[Begin SOURCE RECORDS]

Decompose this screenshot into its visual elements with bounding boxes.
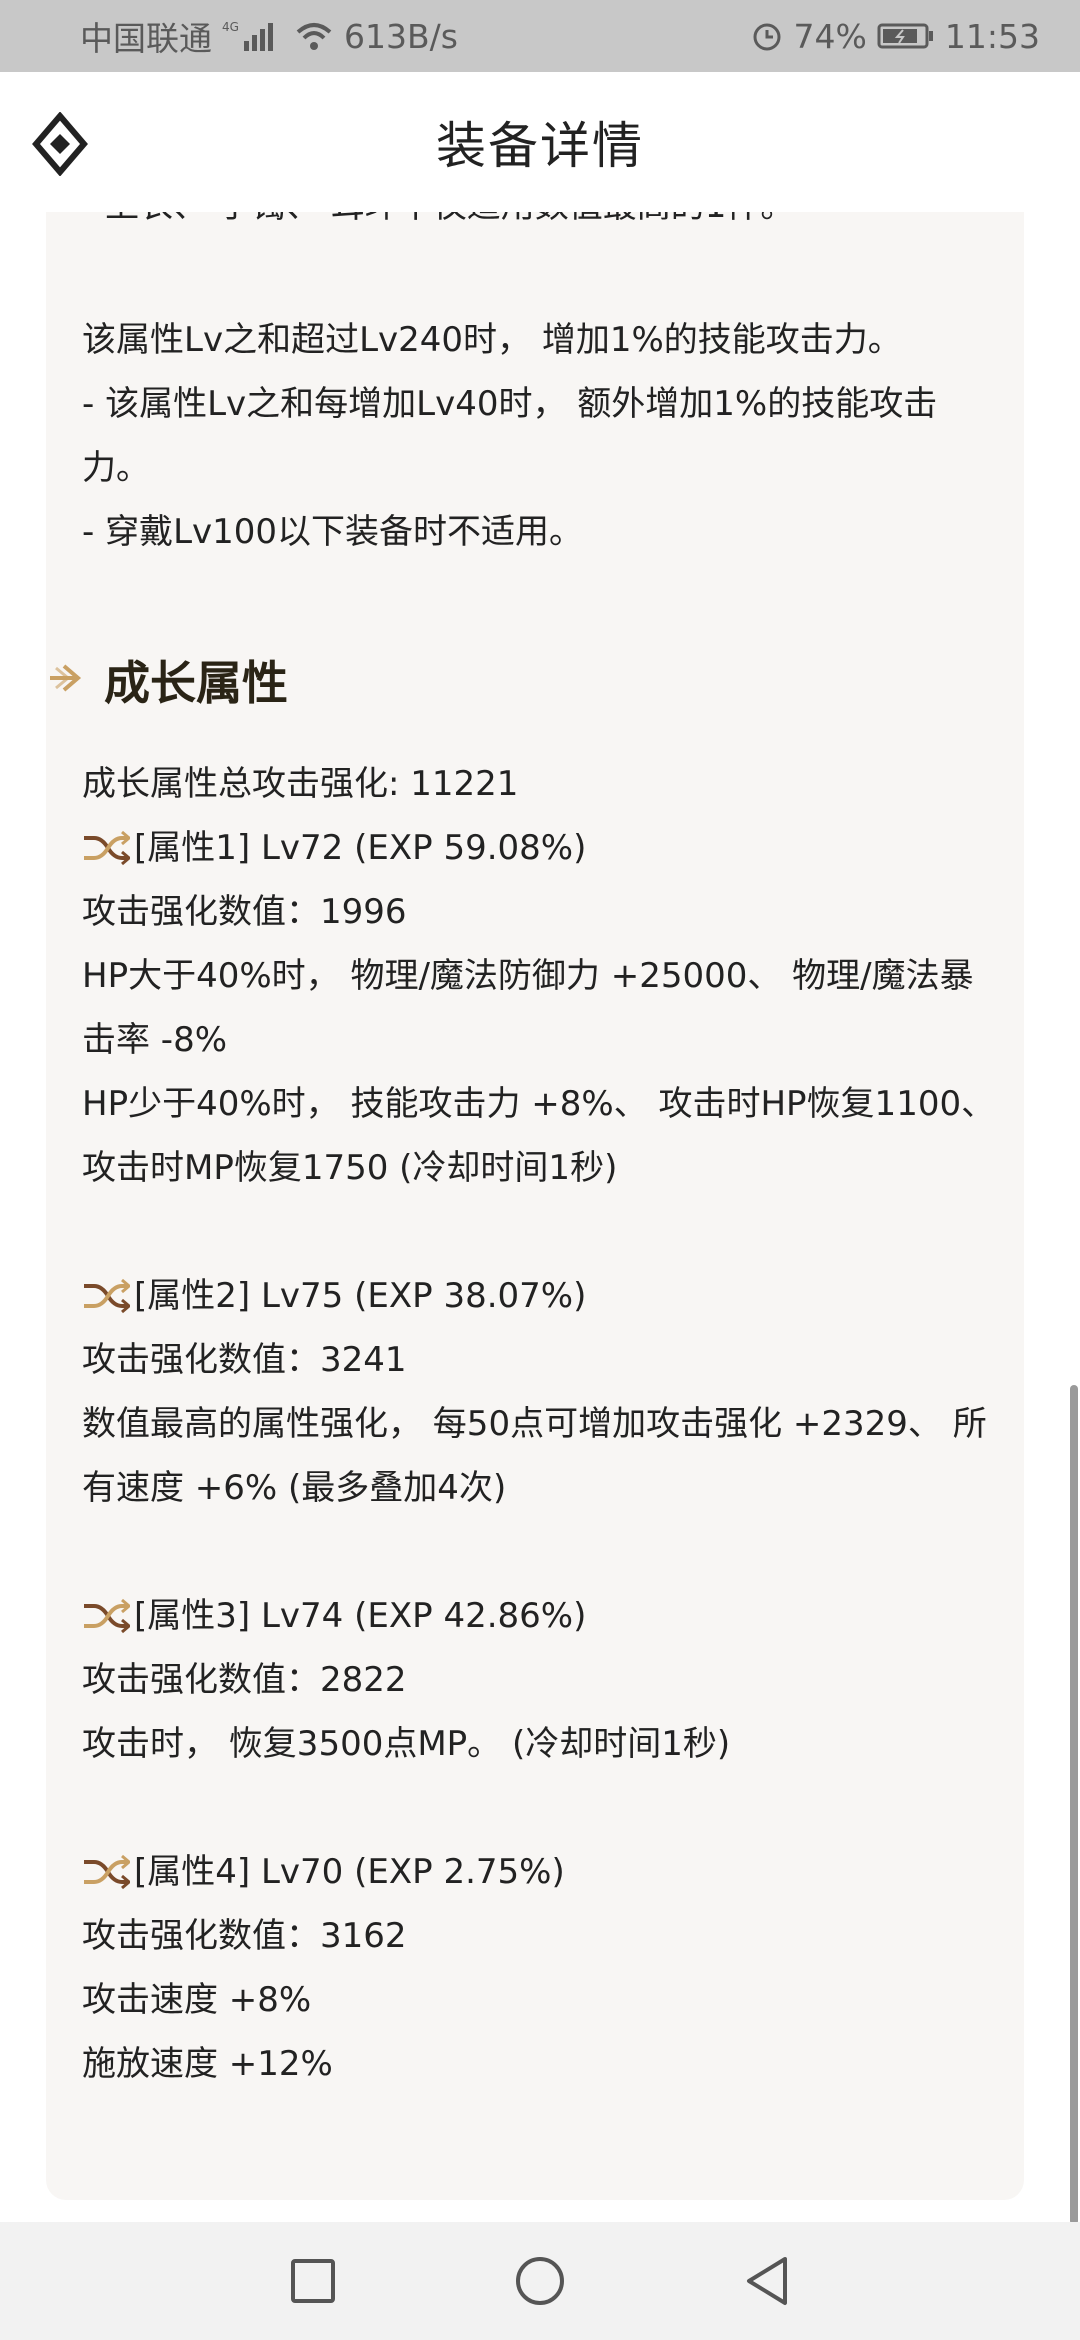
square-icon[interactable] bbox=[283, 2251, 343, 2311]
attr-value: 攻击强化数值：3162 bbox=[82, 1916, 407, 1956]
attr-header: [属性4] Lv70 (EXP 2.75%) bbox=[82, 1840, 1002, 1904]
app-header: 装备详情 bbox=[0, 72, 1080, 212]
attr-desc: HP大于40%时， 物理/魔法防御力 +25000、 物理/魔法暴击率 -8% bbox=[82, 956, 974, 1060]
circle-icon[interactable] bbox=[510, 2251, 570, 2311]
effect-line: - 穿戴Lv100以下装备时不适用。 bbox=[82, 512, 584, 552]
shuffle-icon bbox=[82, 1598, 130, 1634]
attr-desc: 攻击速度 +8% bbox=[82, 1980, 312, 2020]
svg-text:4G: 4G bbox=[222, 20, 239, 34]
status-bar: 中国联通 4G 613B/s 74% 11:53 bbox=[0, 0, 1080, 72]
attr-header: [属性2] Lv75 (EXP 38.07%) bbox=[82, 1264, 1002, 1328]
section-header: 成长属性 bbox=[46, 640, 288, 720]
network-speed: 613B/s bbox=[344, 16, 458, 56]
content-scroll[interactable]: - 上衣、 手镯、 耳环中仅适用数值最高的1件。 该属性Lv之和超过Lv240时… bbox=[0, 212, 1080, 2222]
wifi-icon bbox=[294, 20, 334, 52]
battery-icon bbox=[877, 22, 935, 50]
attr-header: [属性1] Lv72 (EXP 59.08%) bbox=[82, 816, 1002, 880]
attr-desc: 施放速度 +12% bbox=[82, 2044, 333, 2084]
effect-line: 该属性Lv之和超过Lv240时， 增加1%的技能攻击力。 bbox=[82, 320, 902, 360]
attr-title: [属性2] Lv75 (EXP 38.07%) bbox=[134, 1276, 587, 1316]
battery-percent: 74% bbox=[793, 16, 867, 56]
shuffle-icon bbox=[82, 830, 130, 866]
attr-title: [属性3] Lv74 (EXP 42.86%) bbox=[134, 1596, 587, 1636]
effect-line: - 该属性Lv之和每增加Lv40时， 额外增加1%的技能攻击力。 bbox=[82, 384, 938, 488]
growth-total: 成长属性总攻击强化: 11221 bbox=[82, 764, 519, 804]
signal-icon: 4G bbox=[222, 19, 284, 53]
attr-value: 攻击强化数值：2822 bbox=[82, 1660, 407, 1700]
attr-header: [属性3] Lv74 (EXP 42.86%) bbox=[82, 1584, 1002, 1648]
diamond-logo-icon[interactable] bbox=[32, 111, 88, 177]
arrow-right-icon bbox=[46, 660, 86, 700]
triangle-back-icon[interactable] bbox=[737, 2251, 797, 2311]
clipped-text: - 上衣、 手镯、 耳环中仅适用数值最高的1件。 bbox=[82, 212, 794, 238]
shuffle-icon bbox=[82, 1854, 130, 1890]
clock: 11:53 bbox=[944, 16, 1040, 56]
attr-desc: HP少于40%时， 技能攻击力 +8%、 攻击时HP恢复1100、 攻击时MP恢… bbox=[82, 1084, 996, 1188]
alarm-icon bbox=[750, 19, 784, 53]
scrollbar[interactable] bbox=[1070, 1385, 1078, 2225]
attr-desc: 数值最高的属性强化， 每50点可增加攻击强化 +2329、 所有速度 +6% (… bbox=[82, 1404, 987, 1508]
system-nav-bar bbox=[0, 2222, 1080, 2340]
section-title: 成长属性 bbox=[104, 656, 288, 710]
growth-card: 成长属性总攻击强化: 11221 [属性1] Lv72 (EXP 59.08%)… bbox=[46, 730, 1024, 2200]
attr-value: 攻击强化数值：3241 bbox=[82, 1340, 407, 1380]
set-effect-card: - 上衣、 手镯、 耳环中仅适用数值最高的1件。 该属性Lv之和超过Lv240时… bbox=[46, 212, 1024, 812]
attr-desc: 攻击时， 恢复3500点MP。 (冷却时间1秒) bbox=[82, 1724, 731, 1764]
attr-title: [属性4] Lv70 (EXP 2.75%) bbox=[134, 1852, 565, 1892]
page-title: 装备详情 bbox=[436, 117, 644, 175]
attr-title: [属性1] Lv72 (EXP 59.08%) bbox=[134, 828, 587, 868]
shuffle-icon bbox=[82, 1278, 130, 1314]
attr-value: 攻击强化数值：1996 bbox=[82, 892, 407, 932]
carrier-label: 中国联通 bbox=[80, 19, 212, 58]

[End SOURCE RECORDS]
[Begin SOURCE RECORDS]

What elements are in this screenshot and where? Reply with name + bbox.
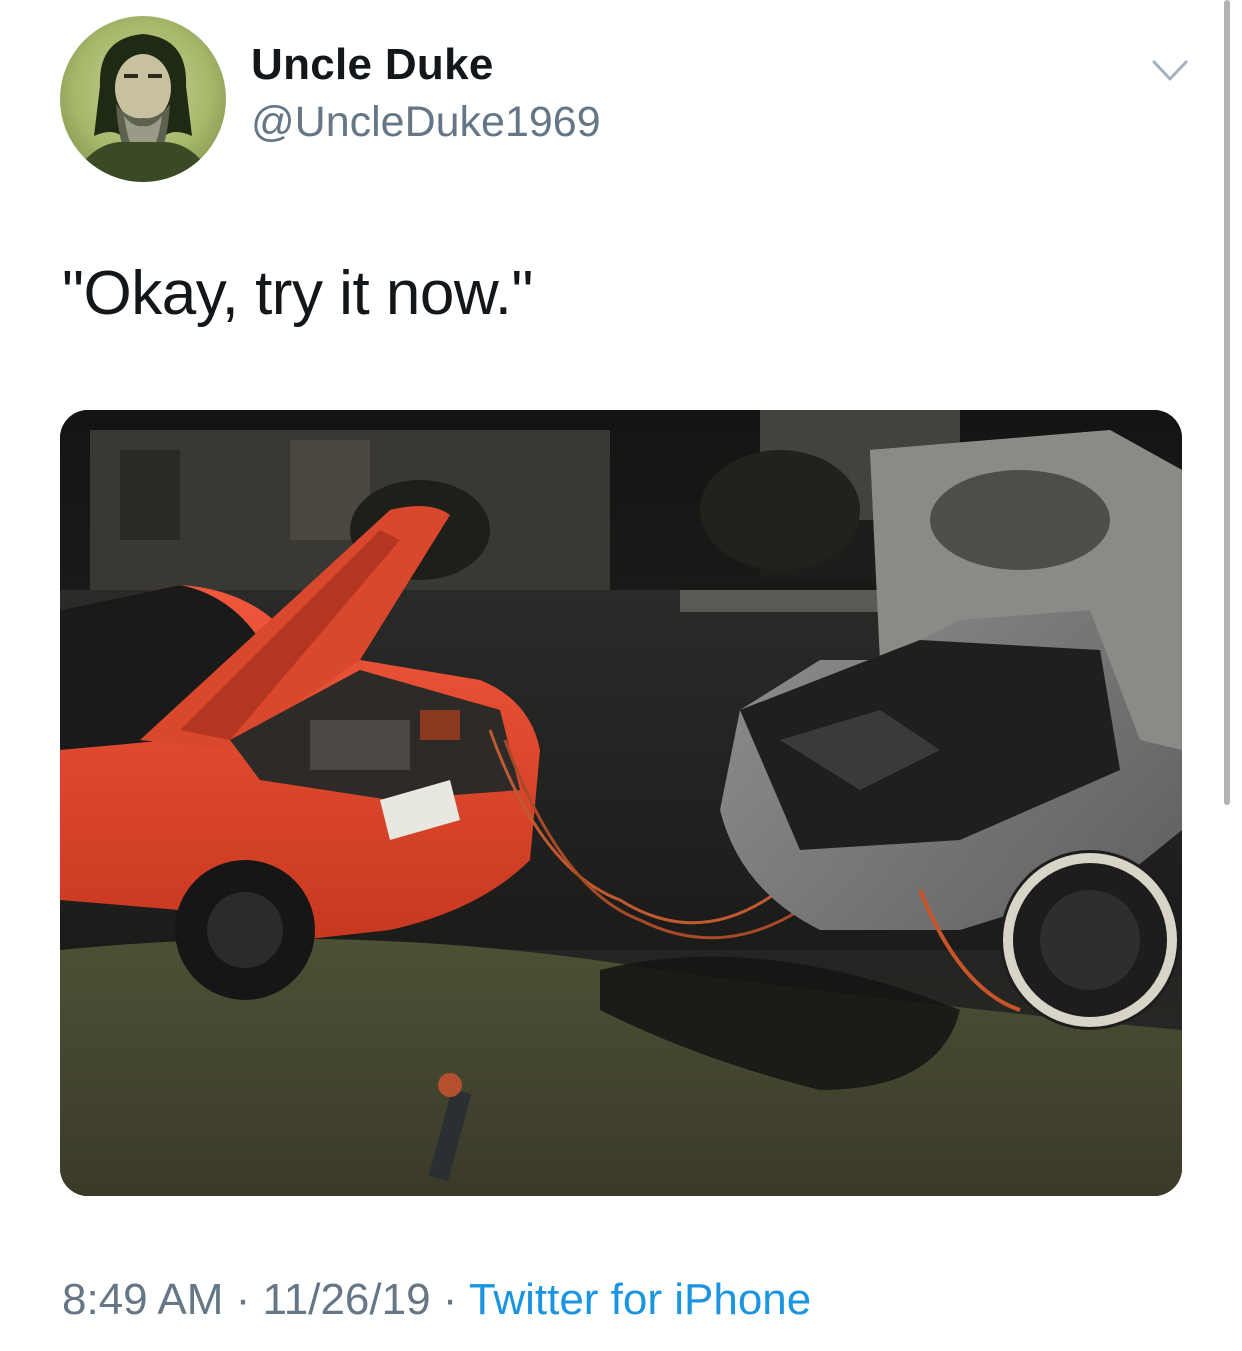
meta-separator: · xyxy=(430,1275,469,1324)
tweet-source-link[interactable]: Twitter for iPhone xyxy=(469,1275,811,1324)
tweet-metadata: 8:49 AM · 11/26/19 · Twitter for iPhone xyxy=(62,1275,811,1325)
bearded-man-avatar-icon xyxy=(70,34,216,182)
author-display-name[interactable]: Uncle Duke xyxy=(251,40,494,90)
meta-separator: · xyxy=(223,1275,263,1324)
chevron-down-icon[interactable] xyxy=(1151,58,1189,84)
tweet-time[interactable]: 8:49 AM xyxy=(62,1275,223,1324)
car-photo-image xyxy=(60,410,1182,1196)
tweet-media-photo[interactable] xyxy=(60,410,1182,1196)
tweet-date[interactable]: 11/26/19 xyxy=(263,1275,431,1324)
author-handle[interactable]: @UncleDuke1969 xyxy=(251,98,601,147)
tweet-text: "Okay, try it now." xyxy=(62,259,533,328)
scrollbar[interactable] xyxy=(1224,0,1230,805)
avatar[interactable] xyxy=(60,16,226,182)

[End SOURCE RECORDS]
[Begin SOURCE RECORDS]

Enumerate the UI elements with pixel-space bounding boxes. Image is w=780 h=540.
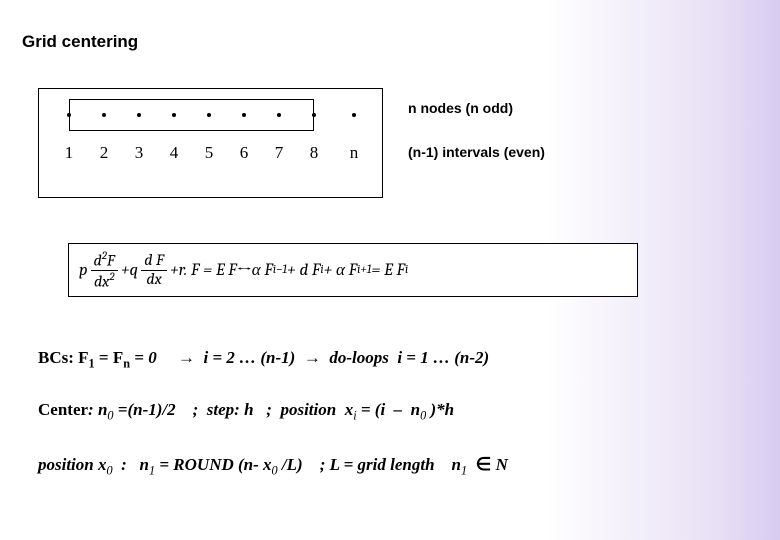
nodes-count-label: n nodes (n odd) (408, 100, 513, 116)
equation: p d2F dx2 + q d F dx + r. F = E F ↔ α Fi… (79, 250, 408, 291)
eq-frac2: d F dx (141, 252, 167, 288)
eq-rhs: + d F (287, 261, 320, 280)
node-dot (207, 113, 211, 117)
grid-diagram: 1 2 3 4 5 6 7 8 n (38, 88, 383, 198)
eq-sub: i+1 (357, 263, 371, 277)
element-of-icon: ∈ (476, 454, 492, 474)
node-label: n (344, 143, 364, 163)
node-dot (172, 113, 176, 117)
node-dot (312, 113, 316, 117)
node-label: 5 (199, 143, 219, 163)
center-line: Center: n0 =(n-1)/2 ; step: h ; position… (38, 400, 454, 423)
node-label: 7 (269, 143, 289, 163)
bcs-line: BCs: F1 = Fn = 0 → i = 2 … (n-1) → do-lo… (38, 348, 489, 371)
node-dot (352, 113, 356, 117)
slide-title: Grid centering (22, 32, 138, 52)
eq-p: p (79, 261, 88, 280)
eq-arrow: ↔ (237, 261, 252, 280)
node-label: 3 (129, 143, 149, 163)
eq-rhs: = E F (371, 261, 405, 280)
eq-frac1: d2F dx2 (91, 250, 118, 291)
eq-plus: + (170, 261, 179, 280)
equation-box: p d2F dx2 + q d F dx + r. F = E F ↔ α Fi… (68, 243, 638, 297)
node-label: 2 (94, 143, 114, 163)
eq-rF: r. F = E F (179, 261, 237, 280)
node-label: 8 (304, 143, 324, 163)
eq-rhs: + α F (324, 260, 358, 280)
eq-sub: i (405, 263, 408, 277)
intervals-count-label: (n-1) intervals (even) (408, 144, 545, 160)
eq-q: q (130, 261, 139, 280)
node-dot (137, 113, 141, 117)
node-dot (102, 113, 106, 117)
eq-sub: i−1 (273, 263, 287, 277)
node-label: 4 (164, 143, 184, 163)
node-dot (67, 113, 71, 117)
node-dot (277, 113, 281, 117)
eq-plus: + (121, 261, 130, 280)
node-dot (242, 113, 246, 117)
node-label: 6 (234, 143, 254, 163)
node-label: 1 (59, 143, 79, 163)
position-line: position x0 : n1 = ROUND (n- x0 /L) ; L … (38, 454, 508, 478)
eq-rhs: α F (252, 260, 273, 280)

[End SOURCE RECORDS]

AIM ▸ Rewrite the part of the records that opens with the line containing "meta-separator: · xyxy=(430,1275,469,1324)" and closes with the line containing "tweet-time[interactable]: 8:49 AM" as a numbered list. Include both of those lines and leave out any blank lines.

CORRECT OUTPUT ▸
1. meta-separator: · xyxy=(430,1275,469,1324)
2. tweet-source-link[interactable]: Twitter for iPhone xyxy=(469,1275,811,1324)
3. tweet-metadata: 8:49 AM · 11/26/19 · Twitter for iPhone xyxy=(62,1275,811,1325)
4. bearded-man-avatar-icon xyxy=(70,34,216,182)
5. author-display-name[interactable]: Uncle Duke xyxy=(251,40,494,90)
6. meta-separator: · xyxy=(223,1275,263,1324)
7. chevron-down-icon[interactable] xyxy=(1151,58,1189,84)
8. tweet-time[interactable]: 8:49 AM xyxy=(62,1275,223,1324)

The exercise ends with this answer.